▶ Required work:
Output all of the entries exactly as written.

(Data records)
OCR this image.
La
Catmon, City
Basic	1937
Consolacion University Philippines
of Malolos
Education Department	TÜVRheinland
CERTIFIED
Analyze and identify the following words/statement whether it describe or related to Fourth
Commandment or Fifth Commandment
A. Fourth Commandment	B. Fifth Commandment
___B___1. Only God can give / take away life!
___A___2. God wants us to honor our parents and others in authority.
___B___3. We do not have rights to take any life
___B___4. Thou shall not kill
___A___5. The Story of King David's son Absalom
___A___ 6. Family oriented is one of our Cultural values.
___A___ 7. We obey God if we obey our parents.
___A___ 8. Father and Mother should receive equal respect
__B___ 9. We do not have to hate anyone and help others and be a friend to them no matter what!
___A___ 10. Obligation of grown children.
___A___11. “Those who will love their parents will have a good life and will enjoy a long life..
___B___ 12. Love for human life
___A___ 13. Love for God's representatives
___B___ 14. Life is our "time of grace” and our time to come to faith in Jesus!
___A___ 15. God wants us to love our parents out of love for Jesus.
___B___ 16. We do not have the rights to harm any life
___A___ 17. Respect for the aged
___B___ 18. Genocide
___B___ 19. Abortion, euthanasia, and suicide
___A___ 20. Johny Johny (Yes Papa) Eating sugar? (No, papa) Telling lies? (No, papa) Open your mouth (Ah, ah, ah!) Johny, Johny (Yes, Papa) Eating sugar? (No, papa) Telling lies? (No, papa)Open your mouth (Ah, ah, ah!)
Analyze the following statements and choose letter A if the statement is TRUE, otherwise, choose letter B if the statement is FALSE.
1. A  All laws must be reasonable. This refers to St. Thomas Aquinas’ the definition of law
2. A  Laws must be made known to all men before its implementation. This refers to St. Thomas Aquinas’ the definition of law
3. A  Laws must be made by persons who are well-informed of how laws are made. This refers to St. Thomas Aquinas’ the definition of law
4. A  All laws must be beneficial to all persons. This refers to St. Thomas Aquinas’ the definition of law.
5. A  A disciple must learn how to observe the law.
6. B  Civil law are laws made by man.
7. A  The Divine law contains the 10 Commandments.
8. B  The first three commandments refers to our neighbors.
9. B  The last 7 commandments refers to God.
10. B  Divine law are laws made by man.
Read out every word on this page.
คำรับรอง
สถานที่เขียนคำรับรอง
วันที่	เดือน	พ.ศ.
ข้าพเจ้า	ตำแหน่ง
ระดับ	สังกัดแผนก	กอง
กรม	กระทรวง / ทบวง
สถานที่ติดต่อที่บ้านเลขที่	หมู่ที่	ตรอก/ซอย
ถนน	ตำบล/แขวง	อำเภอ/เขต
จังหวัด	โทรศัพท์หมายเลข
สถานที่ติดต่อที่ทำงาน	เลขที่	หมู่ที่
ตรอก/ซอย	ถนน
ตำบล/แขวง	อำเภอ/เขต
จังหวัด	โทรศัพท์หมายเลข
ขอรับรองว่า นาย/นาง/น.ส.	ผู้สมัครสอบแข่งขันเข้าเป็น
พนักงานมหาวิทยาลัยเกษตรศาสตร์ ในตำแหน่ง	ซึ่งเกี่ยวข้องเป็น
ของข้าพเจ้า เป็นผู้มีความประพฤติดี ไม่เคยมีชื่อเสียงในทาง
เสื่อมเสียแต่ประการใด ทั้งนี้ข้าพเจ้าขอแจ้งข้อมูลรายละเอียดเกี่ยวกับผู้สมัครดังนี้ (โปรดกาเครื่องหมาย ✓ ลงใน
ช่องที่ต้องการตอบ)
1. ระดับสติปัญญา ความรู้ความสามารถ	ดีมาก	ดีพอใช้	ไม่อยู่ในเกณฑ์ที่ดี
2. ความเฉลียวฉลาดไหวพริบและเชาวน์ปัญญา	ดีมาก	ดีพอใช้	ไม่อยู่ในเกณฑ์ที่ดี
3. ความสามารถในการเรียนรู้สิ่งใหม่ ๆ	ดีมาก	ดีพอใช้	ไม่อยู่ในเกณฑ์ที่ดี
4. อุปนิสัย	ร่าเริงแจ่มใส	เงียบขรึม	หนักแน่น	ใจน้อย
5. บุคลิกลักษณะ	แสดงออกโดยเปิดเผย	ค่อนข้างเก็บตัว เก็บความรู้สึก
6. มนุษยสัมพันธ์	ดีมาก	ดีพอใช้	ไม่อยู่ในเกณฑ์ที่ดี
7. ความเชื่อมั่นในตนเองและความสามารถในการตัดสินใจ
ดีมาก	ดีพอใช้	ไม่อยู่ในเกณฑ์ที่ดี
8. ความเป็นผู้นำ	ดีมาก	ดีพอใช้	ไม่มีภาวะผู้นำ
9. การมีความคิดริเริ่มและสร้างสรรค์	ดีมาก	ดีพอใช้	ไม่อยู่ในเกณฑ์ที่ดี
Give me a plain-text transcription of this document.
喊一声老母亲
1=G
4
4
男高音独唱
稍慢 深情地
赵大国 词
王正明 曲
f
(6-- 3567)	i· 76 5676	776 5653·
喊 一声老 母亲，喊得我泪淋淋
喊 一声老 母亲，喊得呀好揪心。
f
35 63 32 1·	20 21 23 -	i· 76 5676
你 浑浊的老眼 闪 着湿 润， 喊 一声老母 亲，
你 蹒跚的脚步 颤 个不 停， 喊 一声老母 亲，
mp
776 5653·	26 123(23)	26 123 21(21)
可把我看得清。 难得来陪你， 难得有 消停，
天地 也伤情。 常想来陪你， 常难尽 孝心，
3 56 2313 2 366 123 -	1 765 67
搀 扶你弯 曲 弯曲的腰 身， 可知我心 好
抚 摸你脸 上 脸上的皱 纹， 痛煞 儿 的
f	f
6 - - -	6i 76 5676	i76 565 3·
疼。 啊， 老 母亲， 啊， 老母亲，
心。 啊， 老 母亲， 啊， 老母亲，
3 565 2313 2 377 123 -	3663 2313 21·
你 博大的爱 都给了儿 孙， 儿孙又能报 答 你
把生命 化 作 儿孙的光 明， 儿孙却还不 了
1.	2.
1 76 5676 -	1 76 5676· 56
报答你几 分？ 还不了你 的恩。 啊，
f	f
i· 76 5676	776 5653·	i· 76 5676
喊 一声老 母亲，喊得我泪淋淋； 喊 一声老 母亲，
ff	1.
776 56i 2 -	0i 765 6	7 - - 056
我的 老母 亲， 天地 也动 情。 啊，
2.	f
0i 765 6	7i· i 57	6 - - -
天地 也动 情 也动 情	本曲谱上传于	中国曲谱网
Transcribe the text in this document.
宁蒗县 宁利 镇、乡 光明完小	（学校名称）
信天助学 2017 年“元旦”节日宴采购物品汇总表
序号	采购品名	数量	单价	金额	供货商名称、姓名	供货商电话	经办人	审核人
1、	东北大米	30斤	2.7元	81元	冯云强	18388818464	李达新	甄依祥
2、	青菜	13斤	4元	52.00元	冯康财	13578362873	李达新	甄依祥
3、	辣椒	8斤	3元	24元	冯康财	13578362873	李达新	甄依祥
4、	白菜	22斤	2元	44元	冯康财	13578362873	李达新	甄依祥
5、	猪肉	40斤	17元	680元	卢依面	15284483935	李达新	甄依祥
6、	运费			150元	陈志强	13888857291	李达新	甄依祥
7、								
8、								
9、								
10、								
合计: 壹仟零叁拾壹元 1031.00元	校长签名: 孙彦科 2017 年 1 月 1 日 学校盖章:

▶ Task response:
OCR this image.
La
Catmon, City
Basic	1937
Consolacion University Philippines
of Malolos
Education Department	TÜVRheinland
CERTIFIED
Analyze and identify the following words/statement whether it describe or related to Fourth
Commandment or Fifth Commandment
A. Fourth Commandment	B. Fifth Commandment
___B___1. Only God can give / take away life!
___A___2. God wants us to honor our parents and others in authority.
___B___3. We do not have rights to take any life
___B___4. Thou shall not kill
___A___5. The Story of King David's son Absalom
___A___ 6. Family oriented is one of our Cultural values.
___A___ 7. We obey God if we obey our parents.
___A___ 8. Father and Mother should receive equal respect
__B___ 9. We do not have to hate anyone and help others and be a friend to them no matter what!
___A___ 10. Obligation of grown children.
___A___11. “Those who will love their parents will have a good life and will enjoy a long life..
___B___ 12. Love for human life
___A___ 13. Love for God's representatives
___B___ 14. Life is our "time of grace” and our time to come to faith in Jesus!
___A___ 15. God wants us to love our parents out of love for Jesus.
___B___ 16. We do not have the rights to harm any life
___A___ 17. Respect for the aged
___B___ 18. Genocide
___B___ 19. Abortion, euthanasia, and suicide
___A___ 20. Johny Johny (Yes Papa) Eating sugar? (No, papa) Telling lies? (No, papa) Open your mouth (Ah, ah, ah!) Johny, Johny (Yes, Papa) Eating sugar? (No, papa) Telling lies? (No, papa)Open your mouth (Ah, ah, ah!)
Analyze the following statements and choose letter A if the statement is TRUE, otherwise, choose letter B if the statement is FALSE.
1. A  All laws must be reasonable. This refers to St. Thomas Aquinas’ the definition of law
2. A  Laws must be made known to all men before its implementation. This refers to St. Thomas Aquinas’ the definition of law
3. A  Laws must be made by persons who are well-informed of how laws are made. This refers to St. Thomas Aquinas’ the definition of law
4. A  All laws must be beneficial to all persons. This refers to St. Thomas Aquinas’ the definition of law.
5. A  A disciple must learn how to observe the law.
6. B  Civil law are laws made by man.
7. A  The Divine law contains the 10 Commandments.
8. B  The first three commandments refers to our neighbors.
9. B  The last 7 commandments refers to God.
10. B  Divine law are laws made by man.
Read out every word on this page.
คำรับรอง
สถานที่เขียนคำรับรอง
วันที่	เดือน	พ.ศ.
ข้าพเจ้า	ตำแหน่ง
ระดับ	สังกัดแผนก	กอง
กรม	กระทรวง / ทบวง
สถานที่ติดต่อที่บ้านเลขที่	หมู่ที่	ตรอก/ซอย
ถนน	ตำบล/แขวง	อำเภอ/เขต
จังหวัด	โทรศัพท์หมายเลข
สถานที่ติดต่อที่ทำงาน	เลขที่	หมู่ที่
ตรอก/ซอย	ถนน
ตำบล/แขวง	อำเภอ/เขต
จังหวัด	โทรศัพท์หมายเลข
ขอรับรองว่า นาย/นาง/น.ส.	ผู้สมัครสอบแข่งขันเข้าเป็น
พนักงานมหาวิทยาลัยเกษตรศาสตร์ ในตำแหน่ง	ซึ่งเกี่ยวข้องเป็น
ของข้าพเจ้า เป็นผู้มีความประพฤติดี ไม่เคยมีชื่อเสียงในทาง
เสื่อมเสียแต่ประการใด ทั้งนี้ข้าพเจ้าขอแจ้งข้อมูลรายละเอียดเกี่ยวกับผู้สมัครดังนี้ (โปรดกาเครื่องหมาย ✓ ลงใน
ช่องที่ต้องการตอบ)
1. ระดับสติปัญญา ความรู้ความสามารถ	ดีมาก	ดีพอใช้	ไม่อยู่ในเกณฑ์ที่ดี
2. ความเฉลียวฉลาดไหวพริบและเชาวน์ปัญญา	ดีมาก	ดีพอใช้	ไม่อยู่ในเกณฑ์ที่ดี
3. ความสามารถในการเรียนรู้สิ่งใหม่ ๆ	ดีมาก	ดีพอใช้	ไม่อยู่ในเกณฑ์ที่ดี
4. อุปนิสัย	ร่าเริงแจ่มใส	เงียบขรึม	หนักแน่น	ใจน้อย
5. บุคลิกลักษณะ	แสดงออกโดยเปิดเผย	ค่อนข้างเก็บตัว เก็บความรู้สึก
6. มนุษยสัมพันธ์	ดีมาก	ดีพอใช้	ไม่อยู่ในเกณฑ์ที่ดี
7. ความเชื่อมั่นในตนเองและความสามารถในการตัดสินใจ
ดีมาก	ดีพอใช้	ไม่อยู่ในเกณฑ์ที่ดี
8. ความเป็นผู้นำ	ดีมาก	ดีพอใช้	ไม่มีภาวะผู้นำ
9. การมีความคิดริเริ่มและสร้างสรรค์	ดีมาก	ดีพอใช้	ไม่อยู่ในเกณฑ์ที่ดี
Give me a plain-text transcription of this document.
喊一声老母亲
1=G
4
4
男高音独唱
稍慢 深情地
赵大国 词
王正明 曲
f
(6-- 3567)	i· 76 5676	776 5653·
喊 一声老 母亲，喊得我泪淋淋
喊 一声老 母亲，喊得呀好揪心。
f
35 63 32 1·	20 21 23 -	i· 76 5676
你 浑浊的老眼 闪 着湿 润， 喊 一声老母 亲，
你 蹒跚的脚步 颤 个不 停， 喊 一声老母 亲，
mp
776 5653·	26 123(23)	26 123 21(21)
可把我看得清。 难得来陪你， 难得有 消停，
天地 也伤情。 常想来陪你， 常难尽 孝心，
3 56 2313 2 366 123 -	1 765 67
搀 扶你弯 曲 弯曲的腰 身， 可知我心 好
抚 摸你脸 上 脸上的皱 纹， 痛煞 儿 的
f	f
6 - - -	6i 76 5676	i76 565 3·
疼。 啊， 老 母亲， 啊， 老母亲，
心。 啊， 老 母亲， 啊， 老母亲，
3 565 2313 2 377 123 -	3663 2313 21·
你 博大的爱 都给了儿 孙， 儿孙又能报 答 你
把生命 化 作 儿孙的光 明， 儿孙却还不 了
1.	2.
1 76 5676 -	1 76 5676· 56
报答你几 分？ 还不了你 的恩。 啊，
f	f
i· 76 5676	776 5653·	i· 76 5676
喊 一声老 母亲，喊得我泪淋淋； 喊 一声老 母亲，
ff	1.
776 56i 2 -	0i 765 6	7 - - 056
我的 老母 亲， 天地 也动 情。 啊，
2.	f
0i 765 6	7i· i 57	6 - - -
天地 也动 情 也动 情	本曲谱上传于	中国曲谱网
Transcribe the text in this document.
宁蒗县 宁利 镇、乡 光明完小	（学校名称）
信天助学 2017 年“元旦”节日宴采购物品汇总表
序号	采购品名	数量	单价	金额	供货商名称、姓名	供货商电话	经办人	审核人
1、	东北大米	30斤	2.7元	81元	冯云强	18388818464	李达新	甄依祥
2、	青菜	13斤	4元	52.00元	冯康财	13578362873	李达新	甄依祥
3、	辣椒	8斤	3元	24元	冯康财	13578362873	李达新	甄依祥
4、	白菜	22斤	2元	44元	冯康财	13578362873	李达新	甄依祥
5、	猪肉	40斤	17元	680元	卢依面	15284483935	李达新	甄依祥
6、	运费			150元	陈志强	13888857291	李达新	甄依祥
7、								
8、								
9、								
10、								
合计: 壹仟零叁拾壹元 1031.00元	校长签名: 孙彦科 2017 年 1 月 1 日 学校盖章:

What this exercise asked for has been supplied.